▶ [SHORT PROBLEM]:
Beneath this sentence is a set of records; write each of them out exactly.

[Stored data]

• • • • • • •

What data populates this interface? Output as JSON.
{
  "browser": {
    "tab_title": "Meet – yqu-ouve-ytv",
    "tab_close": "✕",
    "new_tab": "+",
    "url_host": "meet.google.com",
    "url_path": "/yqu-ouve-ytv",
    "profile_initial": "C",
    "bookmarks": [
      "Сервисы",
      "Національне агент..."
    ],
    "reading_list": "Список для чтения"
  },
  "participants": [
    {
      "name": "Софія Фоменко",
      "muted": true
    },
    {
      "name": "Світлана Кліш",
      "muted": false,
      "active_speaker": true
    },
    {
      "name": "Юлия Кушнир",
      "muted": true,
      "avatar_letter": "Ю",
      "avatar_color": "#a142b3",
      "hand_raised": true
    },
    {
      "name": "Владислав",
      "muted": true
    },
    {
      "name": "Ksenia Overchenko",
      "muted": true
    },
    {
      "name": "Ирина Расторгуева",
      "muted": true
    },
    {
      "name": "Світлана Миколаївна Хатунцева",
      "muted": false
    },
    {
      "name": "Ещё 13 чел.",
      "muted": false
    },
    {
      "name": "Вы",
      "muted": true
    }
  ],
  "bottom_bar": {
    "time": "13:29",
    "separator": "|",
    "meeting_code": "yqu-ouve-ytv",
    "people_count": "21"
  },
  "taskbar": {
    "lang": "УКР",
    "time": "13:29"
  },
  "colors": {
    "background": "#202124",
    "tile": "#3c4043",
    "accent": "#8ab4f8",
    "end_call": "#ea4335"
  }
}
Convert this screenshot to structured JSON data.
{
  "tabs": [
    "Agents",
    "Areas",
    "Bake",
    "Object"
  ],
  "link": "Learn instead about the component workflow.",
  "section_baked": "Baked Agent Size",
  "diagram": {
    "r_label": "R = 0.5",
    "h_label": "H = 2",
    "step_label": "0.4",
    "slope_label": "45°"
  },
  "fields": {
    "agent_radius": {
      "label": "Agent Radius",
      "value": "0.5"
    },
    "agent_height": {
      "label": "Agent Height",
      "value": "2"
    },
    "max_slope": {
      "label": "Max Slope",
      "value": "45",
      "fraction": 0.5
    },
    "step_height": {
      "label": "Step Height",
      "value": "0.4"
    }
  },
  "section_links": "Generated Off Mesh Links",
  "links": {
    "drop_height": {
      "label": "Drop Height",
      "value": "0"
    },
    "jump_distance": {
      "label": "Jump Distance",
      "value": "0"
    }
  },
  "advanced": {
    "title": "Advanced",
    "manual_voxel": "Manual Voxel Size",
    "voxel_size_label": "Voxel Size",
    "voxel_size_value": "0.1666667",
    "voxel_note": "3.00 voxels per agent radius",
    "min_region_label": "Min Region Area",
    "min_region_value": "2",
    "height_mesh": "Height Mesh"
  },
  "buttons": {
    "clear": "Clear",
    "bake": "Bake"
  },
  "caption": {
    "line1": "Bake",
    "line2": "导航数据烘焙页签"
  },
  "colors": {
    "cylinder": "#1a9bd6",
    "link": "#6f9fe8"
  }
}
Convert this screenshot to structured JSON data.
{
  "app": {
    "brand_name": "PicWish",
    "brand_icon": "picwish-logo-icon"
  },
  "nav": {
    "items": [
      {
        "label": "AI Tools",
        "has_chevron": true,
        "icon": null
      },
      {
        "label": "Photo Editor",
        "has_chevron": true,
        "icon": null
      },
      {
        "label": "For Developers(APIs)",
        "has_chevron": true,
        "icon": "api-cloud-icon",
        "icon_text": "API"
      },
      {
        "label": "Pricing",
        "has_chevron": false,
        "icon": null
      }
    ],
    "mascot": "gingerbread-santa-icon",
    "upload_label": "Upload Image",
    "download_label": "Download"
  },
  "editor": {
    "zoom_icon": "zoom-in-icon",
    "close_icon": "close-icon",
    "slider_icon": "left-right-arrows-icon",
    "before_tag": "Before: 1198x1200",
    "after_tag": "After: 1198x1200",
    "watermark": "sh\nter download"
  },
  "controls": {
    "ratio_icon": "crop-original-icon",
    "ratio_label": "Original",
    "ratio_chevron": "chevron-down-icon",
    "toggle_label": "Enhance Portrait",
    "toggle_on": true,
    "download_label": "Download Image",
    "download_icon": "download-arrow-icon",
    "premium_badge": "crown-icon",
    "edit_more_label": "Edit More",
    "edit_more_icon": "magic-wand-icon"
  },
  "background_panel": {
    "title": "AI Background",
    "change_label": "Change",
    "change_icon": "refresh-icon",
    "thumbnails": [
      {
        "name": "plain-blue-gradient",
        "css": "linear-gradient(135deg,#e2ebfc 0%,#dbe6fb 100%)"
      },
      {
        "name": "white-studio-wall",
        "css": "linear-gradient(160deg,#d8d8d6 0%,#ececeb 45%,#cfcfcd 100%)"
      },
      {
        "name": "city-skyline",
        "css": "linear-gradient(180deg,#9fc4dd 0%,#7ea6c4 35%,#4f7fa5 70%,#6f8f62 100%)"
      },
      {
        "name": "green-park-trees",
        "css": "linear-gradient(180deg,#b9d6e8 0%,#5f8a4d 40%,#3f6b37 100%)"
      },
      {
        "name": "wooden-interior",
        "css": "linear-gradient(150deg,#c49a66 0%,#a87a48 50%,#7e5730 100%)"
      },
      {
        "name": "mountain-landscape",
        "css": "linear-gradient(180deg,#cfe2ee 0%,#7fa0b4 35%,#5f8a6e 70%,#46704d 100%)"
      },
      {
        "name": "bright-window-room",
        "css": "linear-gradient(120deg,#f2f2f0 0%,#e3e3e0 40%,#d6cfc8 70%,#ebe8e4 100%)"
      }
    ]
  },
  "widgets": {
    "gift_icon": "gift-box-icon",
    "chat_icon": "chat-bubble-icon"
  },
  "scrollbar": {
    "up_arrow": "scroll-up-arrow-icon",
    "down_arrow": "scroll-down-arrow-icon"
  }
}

• • • • • • •

▶ [IN RESPONSE]:
What data populates this interface? Output as JSON.
{
  "browser": {
    "tab_title": "Meet – yqu-ouve-ytv",
    "tab_close": "✕",
    "new_tab": "+",
    "url_host": "meet.google.com",
    "url_path": "/yqu-ouve-ytv",
    "profile_initial": "C",
    "bookmarks": [
      "Сервисы",
      "Національне агент..."
    ],
    "reading_list": "Список для чтения"
  },
  "participants": [
    {
      "name": "Софія Фоменко",
      "muted": true
    },
    {
      "name": "Світлана Кліш",
      "muted": false,
      "active_speaker": true
    },
    {
      "name": "Юлия Кушнир",
      "muted": true,
      "avatar_letter": "Ю",
      "avatar_color": "#a142b3",
      "hand_raised": true
    },
    {
      "name": "Владислав",
      "muted": true
    },
    {
      "name": "Ksenia Overchenko",
      "muted": true
    },
    {
      "name": "Ирина Расторгуева",
      "muted": true
    },
    {
      "name": "Світлана Миколаївна Хатунцева",
      "muted": false
    },
    {
      "name": "Ещё 13 чел.",
      "muted": false
    },
    {
      "name": "Вы",
      "muted": true
    }
  ],
  "bottom_bar": {
    "time": "13:29",
    "separator": "|",
    "meeting_code": "yqu-ouve-ytv",
    "people_count": "21"
  },
  "taskbar": {
    "lang": "УКР",
    "time": "13:29"
  },
  "colors": {
    "background": "#202124",
    "tile": "#3c4043",
    "accent": "#8ab4f8",
    "end_call": "#ea4335"
  }
}
Convert this screenshot to structured JSON data.
{
  "tabs": [
    "Agents",
    "Areas",
    "Bake",
    "Object"
  ],
  "link": "Learn instead about the component workflow.",
  "section_baked": "Baked Agent Size",
  "diagram": {
    "r_label": "R = 0.5",
    "h_label": "H = 2",
    "step_label": "0.4",
    "slope_label": "45°"
  },
  "fields": {
    "agent_radius": {
      "label": "Agent Radius",
      "value": "0.5"
    },
    "agent_height": {
      "label": "Agent Height",
      "value": "2"
    },
    "max_slope": {
      "label": "Max Slope",
      "value": "45",
      "fraction": 0.5
    },
    "step_height": {
      "label": "Step Height",
      "value": "0.4"
    }
  },
  "section_links": "Generated Off Mesh Links",
  "links": {
    "drop_height": {
      "label": "Drop Height",
      "value": "0"
    },
    "jump_distance": {
      "label": "Jump Distance",
      "value": "0"
    }
  },
  "advanced": {
    "title": "Advanced",
    "manual_voxel": "Manual Voxel Size",
    "voxel_size_label": "Voxel Size",
    "voxel_size_value": "0.1666667",
    "voxel_note": "3.00 voxels per agent radius",
    "min_region_label": "Min Region Area",
    "min_region_value": "2",
    "height_mesh": "Height Mesh"
  },
  "buttons": {
    "clear": "Clear",
    "bake": "Bake"
  },
  "caption": {
    "line1": "Bake",
    "line2": "导航数据烘焙页签"
  },
  "colors": {
    "cylinder": "#1a9bd6",
    "link": "#6f9fe8"
  }
}
Convert this screenshot to structured JSON data.
{
  "app": {
    "brand_name": "PicWish",
    "brand_icon": "picwish-logo-icon"
  },
  "nav": {
    "items": [
      {
        "label": "AI Tools",
        "has_chevron": true,
        "icon": null
      },
      {
        "label": "Photo Editor",
        "has_chevron": true,
        "icon": null
      },
      {
        "label": "For Developers(APIs)",
        "has_chevron": true,
        "icon": "api-cloud-icon",
        "icon_text": "API"
      },
      {
        "label": "Pricing",
        "has_chevron": false,
        "icon": null
      }
    ],
    "mascot": "gingerbread-santa-icon",
    "upload_label": "Upload Image",
    "download_label": "Download"
  },
  "editor": {
    "zoom_icon": "zoom-in-icon",
    "close_icon": "close-icon",
    "slider_icon": "left-right-arrows-icon",
    "before_tag": "Before: 1198x1200",
    "after_tag": "After: 1198x1200",
    "watermark": "sh\nter download"
  },
  "controls": {
    "ratio_icon": "crop-original-icon",
    "ratio_label": "Original",
    "ratio_chevron": "chevron-down-icon",
    "toggle_label": "Enhance Portrait",
    "toggle_on": true,
    "download_label": "Download Image",
    "download_icon": "download-arrow-icon",
    "premium_badge": "crown-icon",
    "edit_more_label": "Edit More",
    "edit_more_icon": "magic-wand-icon"
  },
  "background_panel": {
    "title": "AI Background",
    "change_label": "Change",
    "change_icon": "refresh-icon",
    "thumbnails": [
      {
        "name": "plain-blue-gradient",
        "css": "linear-gradient(135deg,#e2ebfc 0%,#dbe6fb 100%)"
      },
      {
        "name": "white-studio-wall",
        "css": "linear-gradient(160deg,#d8d8d6 0%,#ececeb 45%,#cfcfcd 100%)"
      },
      {
        "name": "city-skyline",
        "css": "linear-gradient(180deg,#9fc4dd 0%,#7ea6c4 35%,#4f7fa5 70%,#6f8f62 100%)"
      },
      {
        "name": "green-park-trees",
        "css": "linear-gradient(180deg,#b9d6e8 0%,#5f8a4d 40%,#3f6b37 100%)"
      },
      {
        "name": "wooden-interior",
        "css": "linear-gradient(150deg,#c49a66 0%,#a87a48 50%,#7e5730 100%)"
      },
      {
        "name": "mountain-landscape",
        "css": "linear-gradient(180deg,#cfe2ee 0%,#7fa0b4 35%,#5f8a6e 70%,#46704d 100%)"
      },
      {
        "name": "bright-window-room",
        "css": "linear-gradient(120deg,#f2f2f0 0%,#e3e3e0 40%,#d6cfc8 70%,#ebe8e4 100%)"
      }
    ]
  },
  "widgets": {
    "gift_icon": "gift-box-icon",
    "chat_icon": "chat-bubble-icon"
  },
  "scrollbar": {
    "up_arrow": "scroll-up-arrow-icon",
    "down_arrow": "scroll-down-arrow-icon"
  }
}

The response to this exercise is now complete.